#### Available data

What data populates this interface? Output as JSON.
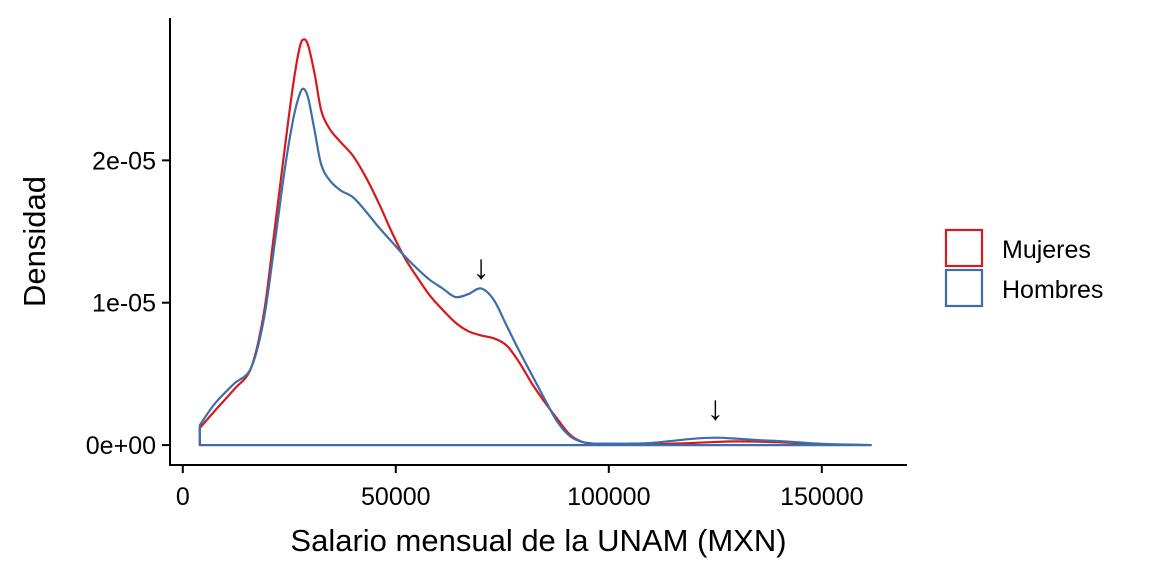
{
  "chart_data": {
    "type": "area",
    "title": "",
    "xlabel": "Salario mensual de la UNAM (MXN)",
    "ylabel": "Densidad",
    "xlim": [
      -3000,
      170000
    ],
    "ylim": [
      -1.4e-06,
      3e-05
    ],
    "x_ticks": [
      0,
      50000,
      100000,
      150000
    ],
    "x_tick_labels": [
      "0",
      "50000",
      "100000",
      "150000"
    ],
    "y_ticks": [
      0,
      1e-05,
      2e-05
    ],
    "y_tick_labels": [
      "0e+00",
      "1e-05",
      "2e-05"
    ],
    "grid": false,
    "legend_position": "right",
    "series": [
      {
        "name": "Mujeres",
        "color": "#d7191c",
        "x": [
          4000,
          7500,
          12000,
          16000,
          19000,
          21500,
          24000,
          26000,
          27500,
          28500,
          29500,
          31000,
          32500,
          34500,
          37000,
          40000,
          43000,
          46000,
          49000,
          52000,
          55000,
          58000,
          61000,
          64000,
          67000,
          70000,
          73000,
          76000,
          79000,
          82000,
          85000,
          88000,
          91000,
          94000,
          97000,
          100000,
          105000,
          110000,
          115000,
          120000,
          125000,
          130000,
          135000,
          140000,
          145000,
          150000,
          155000,
          161500
        ],
        "y": [
          1.2e-06,
          2.4e-06,
          3.9e-06,
          5.4e-06,
          9.2e-06,
          1.5e-05,
          2.1e-05,
          2.55e-05,
          2.8e-05,
          2.85e-05,
          2.8e-05,
          2.6e-05,
          2.35e-05,
          2.22e-05,
          2.13e-05,
          2.03e-05,
          1.88e-05,
          1.7e-05,
          1.5e-05,
          1.32e-05,
          1.18e-05,
          1.05e-05,
          9.5e-06,
          8.6e-06,
          8e-06,
          7.7e-06,
          7.5e-06,
          7e-06,
          5.8e-06,
          4.3e-06,
          3e-06,
          1.8e-06,
          7e-07,
          2e-07,
          1e-07,
          1e-07,
          5e-08,
          5e-08,
          1e-07,
          1.5e-07,
          2.2e-07,
          2.6e-07,
          2.4e-07,
          2e-07,
          1.3e-07,
          6e-08,
          3e-08,
          0
        ]
      },
      {
        "name": "Hombres",
        "color": "#3a6fab",
        "x": [
          4000,
          7500,
          12000,
          16000,
          19000,
          21500,
          24000,
          26000,
          27500,
          28500,
          29500,
          31000,
          32500,
          34500,
          37000,
          40000,
          43000,
          46000,
          49000,
          52000,
          55000,
          58000,
          61000,
          64000,
          67000,
          70000,
          73000,
          76000,
          79000,
          82000,
          85000,
          88000,
          91000,
          94000,
          97000,
          100000,
          105000,
          110000,
          115000,
          120000,
          125000,
          130000,
          135000,
          140000,
          145000,
          150000,
          155000,
          161500
        ],
        "y": [
          1.4e-06,
          2.9e-06,
          4.3e-06,
          5.4e-06,
          8.8e-06,
          1.4e-05,
          1.95e-05,
          2.3e-05,
          2.47e-05,
          2.5e-05,
          2.43e-05,
          2.2e-05,
          1.97e-05,
          1.86e-05,
          1.79e-05,
          1.74e-05,
          1.64e-05,
          1.53e-05,
          1.43e-05,
          1.33e-05,
          1.24e-05,
          1.16e-05,
          1.1e-05,
          1.04e-05,
          1.06e-05,
          1.1e-05,
          1.02e-05,
          8.4e-06,
          6.6e-06,
          4.9e-06,
          3.2e-06,
          1.6e-06,
          6e-07,
          2e-07,
          1e-07,
          1e-07,
          1e-07,
          1.5e-07,
          3e-07,
          4.5e-07,
          5.2e-07,
          4.5e-07,
          3.5e-07,
          2.8e-07,
          1.8e-07,
          9e-08,
          4e-08,
          0
        ]
      }
    ],
    "annotations": [
      {
        "text": "↓",
        "x": 70000,
        "y": 1.17e-05
      },
      {
        "text": "↓",
        "x": 125000,
        "y": 1.8e-06
      }
    ]
  }
}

########

* Written problem: Return each line from the material above exactly, but not the pictures.

* Task output:
What data populates this interface? Output as JSON.
{
  "chart_data": {
    "type": "area",
    "title": "",
    "xlabel": "Salario mensual de la UNAM (MXN)",
    "ylabel": "Densidad",
    "xlim": [
      -3000,
      170000
    ],
    "ylim": [
      -1.4e-06,
      3e-05
    ],
    "x_ticks": [
      0,
      50000,
      100000,
      150000
    ],
    "x_tick_labels": [
      "0",
      "50000",
      "100000",
      "150000"
    ],
    "y_ticks": [
      0,
      1e-05,
      2e-05
    ],
    "y_tick_labels": [
      "0e+00",
      "1e-05",
      "2e-05"
    ],
    "grid": false,
    "legend_position": "right",
    "series": [
      {
        "name": "Mujeres",
        "color": "#d7191c",
        "x": [
          4000,
          7500,
          12000,
          16000,
          19000,
          21500,
          24000,
          26000,
          27500,
          28500,
          29500,
          31000,
          32500,
          34500,
          37000,
          40000,
          43000,
          46000,
          49000,
          52000,
          55000,
          58000,
          61000,
          64000,
          67000,
          70000,
          73000,
          76000,
          79000,
          82000,
          85000,
          88000,
          91000,
          94000,
          97000,
          100000,
          105000,
          110000,
          115000,
          120000,
          125000,
          130000,
          135000,
          140000,
          145000,
          150000,
          155000,
          161500
        ],
        "y": [
          1.2e-06,
          2.4e-06,
          3.9e-06,
          5.4e-06,
          9.2e-06,
          1.5e-05,
          2.1e-05,
          2.55e-05,
          2.8e-05,
          2.85e-05,
          2.8e-05,
          2.6e-05,
          2.35e-05,
          2.22e-05,
          2.13e-05,
          2.03e-05,
          1.88e-05,
          1.7e-05,
          1.5e-05,
          1.32e-05,
          1.18e-05,
          1.05e-05,
          9.5e-06,
          8.6e-06,
          8e-06,
          7.7e-06,
          7.5e-06,
          7e-06,
          5.8e-06,
          4.3e-06,
          3e-06,
          1.8e-06,
          7e-07,
          2e-07,
          1e-07,
          1e-07,
          5e-08,
          5e-08,
          1e-07,
          1.5e-07,
          2.2e-07,
          2.6e-07,
          2.4e-07,
          2e-07,
          1.3e-07,
          6e-08,
          3e-08,
          0
        ]
      },
      {
        "name": "Hombres",
        "color": "#3a6fab",
        "x": [
          4000,
          7500,
          12000,
          16000,
          19000,
          21500,
          24000,
          26000,
          27500,
          28500,
          29500,
          31000,
          32500,
          34500,
          37000,
          40000,
          43000,
          46000,
          49000,
          52000,
          55000,
          58000,
          61000,
          64000,
          67000,
          70000,
          73000,
          76000,
          79000,
          82000,
          85000,
          88000,
          91000,
          94000,
          97000,
          100000,
          105000,
          110000,
          115000,
          120000,
          125000,
          130000,
          135000,
          140000,
          145000,
          150000,
          155000,
          161500
        ],
        "y": [
          1.4e-06,
          2.9e-06,
          4.3e-06,
          5.4e-06,
          8.8e-06,
          1.4e-05,
          1.95e-05,
          2.3e-05,
          2.47e-05,
          2.5e-05,
          2.43e-05,
          2.2e-05,
          1.97e-05,
          1.86e-05,
          1.79e-05,
          1.74e-05,
          1.64e-05,
          1.53e-05,
          1.43e-05,
          1.33e-05,
          1.24e-05,
          1.16e-05,
          1.1e-05,
          1.04e-05,
          1.06e-05,
          1.1e-05,
          1.02e-05,
          8.4e-06,
          6.6e-06,
          4.9e-06,
          3.2e-06,
          1.6e-06,
          6e-07,
          2e-07,
          1e-07,
          1e-07,
          1e-07,
          1.5e-07,
          3e-07,
          4.5e-07,
          5.2e-07,
          4.5e-07,
          3.5e-07,
          2.8e-07,
          1.8e-07,
          9e-08,
          4e-08,
          0
        ]
      }
    ],
    "annotations": [
      {
        "text": "↓",
        "x": 70000,
        "y": 1.17e-05
      },
      {
        "text": "↓",
        "x": 125000,
        "y": 1.8e-06
      }
    ]
  }
}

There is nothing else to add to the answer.